THE PROBLEM> Each entry below should be reproduced character for character.

DATA LISTING>
## Begin

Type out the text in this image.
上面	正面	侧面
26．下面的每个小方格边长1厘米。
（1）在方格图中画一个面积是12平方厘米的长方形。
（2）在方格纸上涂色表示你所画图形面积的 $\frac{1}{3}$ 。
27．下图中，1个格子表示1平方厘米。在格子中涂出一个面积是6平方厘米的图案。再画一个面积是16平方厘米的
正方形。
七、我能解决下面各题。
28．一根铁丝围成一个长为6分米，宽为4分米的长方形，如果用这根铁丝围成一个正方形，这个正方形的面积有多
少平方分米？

## End

TASK RESULT>
Type out the text in this image.
上面	正面	侧面
26．下面的每个小方格边长1厘米。
（1）在方格图中画一个面积是12平方厘米的长方形。
（2）在方格纸上涂色表示你所画图形面积的 $\frac{1}{3}$ 。
27．下图中，1个格子表示1平方厘米。在格子中涂出一个面积是6平方厘米的图案。再画一个面积是16平方厘米的
正方形。
七、我能解决下面各题。
28．一根铁丝围成一个长为6分米，宽为4分米的长方形，如果用这根铁丝围成一个正方形，这个正方形的面积有多
少平方分米？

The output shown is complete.